SHORT EXERCISE » Return the number of lines in which the word "name" appears; add nothing else.

---- SUPPLIED ENTRIES

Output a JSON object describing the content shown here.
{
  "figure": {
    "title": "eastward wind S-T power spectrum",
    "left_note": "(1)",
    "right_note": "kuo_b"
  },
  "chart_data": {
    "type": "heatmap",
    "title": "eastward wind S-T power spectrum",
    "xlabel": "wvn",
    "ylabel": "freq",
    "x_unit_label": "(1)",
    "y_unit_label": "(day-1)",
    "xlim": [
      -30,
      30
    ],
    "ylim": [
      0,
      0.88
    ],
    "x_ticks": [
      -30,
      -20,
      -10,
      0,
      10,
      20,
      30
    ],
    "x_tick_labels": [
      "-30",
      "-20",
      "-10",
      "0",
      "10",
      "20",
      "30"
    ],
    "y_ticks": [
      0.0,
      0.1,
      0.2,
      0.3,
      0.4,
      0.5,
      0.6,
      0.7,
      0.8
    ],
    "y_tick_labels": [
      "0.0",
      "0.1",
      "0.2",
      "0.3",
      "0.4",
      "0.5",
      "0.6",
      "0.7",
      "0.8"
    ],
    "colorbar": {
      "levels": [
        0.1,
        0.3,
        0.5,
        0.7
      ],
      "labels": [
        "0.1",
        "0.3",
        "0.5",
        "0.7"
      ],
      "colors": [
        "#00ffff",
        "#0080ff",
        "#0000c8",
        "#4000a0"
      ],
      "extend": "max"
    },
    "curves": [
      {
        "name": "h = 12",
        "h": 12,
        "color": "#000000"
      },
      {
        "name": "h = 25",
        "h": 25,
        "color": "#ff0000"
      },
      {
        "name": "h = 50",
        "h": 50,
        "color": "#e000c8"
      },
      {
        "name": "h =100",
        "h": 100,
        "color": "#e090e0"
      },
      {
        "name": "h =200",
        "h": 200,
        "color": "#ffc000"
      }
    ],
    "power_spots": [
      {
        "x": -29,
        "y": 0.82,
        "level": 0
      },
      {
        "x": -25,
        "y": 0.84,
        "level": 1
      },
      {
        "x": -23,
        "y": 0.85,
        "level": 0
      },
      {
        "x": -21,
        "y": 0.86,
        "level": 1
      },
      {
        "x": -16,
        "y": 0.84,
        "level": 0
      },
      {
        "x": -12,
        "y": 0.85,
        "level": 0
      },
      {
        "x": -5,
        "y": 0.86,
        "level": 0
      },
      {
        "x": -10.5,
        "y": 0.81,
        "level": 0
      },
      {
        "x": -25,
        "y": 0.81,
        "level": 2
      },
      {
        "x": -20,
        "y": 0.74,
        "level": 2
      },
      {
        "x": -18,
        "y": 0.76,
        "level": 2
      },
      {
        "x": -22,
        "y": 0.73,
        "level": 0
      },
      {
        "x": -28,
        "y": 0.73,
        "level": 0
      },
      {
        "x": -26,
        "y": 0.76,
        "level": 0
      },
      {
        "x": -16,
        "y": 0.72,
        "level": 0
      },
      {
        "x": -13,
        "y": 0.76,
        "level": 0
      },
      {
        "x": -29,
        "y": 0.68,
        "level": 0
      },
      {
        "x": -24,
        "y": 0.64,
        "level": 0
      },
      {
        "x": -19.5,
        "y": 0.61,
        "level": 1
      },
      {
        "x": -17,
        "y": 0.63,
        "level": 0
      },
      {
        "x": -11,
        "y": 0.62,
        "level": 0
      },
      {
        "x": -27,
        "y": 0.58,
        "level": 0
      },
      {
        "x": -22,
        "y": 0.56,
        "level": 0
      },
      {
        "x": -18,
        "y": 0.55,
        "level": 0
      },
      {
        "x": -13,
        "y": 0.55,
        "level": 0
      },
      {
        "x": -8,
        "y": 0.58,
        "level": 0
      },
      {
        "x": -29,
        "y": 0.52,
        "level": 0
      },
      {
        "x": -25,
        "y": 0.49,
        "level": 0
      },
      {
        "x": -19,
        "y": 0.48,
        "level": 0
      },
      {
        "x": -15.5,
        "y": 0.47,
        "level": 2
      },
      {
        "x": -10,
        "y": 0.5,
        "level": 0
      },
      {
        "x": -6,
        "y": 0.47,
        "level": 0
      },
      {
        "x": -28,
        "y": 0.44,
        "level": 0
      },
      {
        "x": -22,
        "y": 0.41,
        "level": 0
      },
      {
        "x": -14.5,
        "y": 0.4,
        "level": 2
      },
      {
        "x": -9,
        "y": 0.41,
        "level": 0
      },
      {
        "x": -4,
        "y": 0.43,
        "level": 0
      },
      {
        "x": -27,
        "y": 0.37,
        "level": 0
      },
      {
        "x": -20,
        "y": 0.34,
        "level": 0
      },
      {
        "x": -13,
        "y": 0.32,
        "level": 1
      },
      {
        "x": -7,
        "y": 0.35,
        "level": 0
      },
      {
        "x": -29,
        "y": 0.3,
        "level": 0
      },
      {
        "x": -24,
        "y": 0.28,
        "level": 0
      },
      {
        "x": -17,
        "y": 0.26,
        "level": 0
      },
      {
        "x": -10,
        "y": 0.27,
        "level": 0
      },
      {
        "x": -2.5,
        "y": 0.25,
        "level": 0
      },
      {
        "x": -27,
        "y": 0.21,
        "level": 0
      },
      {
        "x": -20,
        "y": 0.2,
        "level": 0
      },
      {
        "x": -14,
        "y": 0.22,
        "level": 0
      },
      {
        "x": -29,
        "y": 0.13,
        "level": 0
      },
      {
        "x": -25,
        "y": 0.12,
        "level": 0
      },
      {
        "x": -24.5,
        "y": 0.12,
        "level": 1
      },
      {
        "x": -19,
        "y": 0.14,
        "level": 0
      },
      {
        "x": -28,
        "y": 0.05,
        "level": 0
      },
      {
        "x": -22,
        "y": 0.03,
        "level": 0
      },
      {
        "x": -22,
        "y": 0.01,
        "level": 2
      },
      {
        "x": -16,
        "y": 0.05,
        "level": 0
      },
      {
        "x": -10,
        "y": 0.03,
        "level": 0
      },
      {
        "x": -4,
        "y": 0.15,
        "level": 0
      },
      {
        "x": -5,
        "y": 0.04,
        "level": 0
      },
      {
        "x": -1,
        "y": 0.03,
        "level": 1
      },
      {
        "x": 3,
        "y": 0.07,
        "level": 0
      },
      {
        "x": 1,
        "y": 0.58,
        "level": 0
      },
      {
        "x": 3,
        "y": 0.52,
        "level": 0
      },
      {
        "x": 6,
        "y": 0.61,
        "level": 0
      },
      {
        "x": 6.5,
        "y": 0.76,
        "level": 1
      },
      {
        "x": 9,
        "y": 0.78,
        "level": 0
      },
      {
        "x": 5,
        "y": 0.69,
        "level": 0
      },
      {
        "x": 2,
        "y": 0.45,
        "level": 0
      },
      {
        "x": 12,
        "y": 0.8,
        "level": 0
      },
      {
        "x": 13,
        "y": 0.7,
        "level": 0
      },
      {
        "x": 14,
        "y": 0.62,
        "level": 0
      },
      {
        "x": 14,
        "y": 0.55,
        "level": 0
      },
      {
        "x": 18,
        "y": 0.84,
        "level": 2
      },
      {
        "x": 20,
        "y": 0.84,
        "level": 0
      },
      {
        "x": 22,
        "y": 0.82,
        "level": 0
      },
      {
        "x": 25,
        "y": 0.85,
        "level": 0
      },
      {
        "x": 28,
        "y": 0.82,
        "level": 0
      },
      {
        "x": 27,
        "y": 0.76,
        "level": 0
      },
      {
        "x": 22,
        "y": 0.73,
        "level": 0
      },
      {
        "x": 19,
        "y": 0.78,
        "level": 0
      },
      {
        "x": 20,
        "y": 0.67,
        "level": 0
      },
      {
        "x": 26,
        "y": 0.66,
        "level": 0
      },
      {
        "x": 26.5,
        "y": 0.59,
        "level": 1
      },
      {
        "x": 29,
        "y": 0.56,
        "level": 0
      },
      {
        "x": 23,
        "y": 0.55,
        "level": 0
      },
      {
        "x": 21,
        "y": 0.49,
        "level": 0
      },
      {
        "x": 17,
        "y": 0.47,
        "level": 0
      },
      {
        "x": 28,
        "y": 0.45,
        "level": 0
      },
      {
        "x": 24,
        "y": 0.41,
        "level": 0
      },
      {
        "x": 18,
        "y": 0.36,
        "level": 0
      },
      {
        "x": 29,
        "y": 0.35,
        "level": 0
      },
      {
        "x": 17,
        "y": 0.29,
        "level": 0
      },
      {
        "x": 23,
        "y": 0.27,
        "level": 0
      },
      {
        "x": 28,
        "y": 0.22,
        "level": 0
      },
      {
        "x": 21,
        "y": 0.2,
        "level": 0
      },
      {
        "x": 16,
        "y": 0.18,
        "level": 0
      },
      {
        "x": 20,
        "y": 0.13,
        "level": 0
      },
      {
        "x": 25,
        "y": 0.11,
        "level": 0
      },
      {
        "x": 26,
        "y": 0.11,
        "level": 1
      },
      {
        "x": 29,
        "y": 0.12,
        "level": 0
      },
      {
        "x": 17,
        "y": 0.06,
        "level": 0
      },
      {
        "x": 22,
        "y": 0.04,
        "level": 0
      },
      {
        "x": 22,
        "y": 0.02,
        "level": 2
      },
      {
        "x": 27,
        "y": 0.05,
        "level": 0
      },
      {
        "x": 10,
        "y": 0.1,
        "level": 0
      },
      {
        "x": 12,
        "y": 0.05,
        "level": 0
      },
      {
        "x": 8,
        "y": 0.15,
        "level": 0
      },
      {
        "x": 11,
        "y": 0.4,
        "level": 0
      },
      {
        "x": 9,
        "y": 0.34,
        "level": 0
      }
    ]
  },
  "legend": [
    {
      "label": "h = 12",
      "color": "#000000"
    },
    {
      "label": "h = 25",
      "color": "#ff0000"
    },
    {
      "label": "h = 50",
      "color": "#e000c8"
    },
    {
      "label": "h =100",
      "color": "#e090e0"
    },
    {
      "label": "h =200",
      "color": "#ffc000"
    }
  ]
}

--------

FULL RESPONSE » 5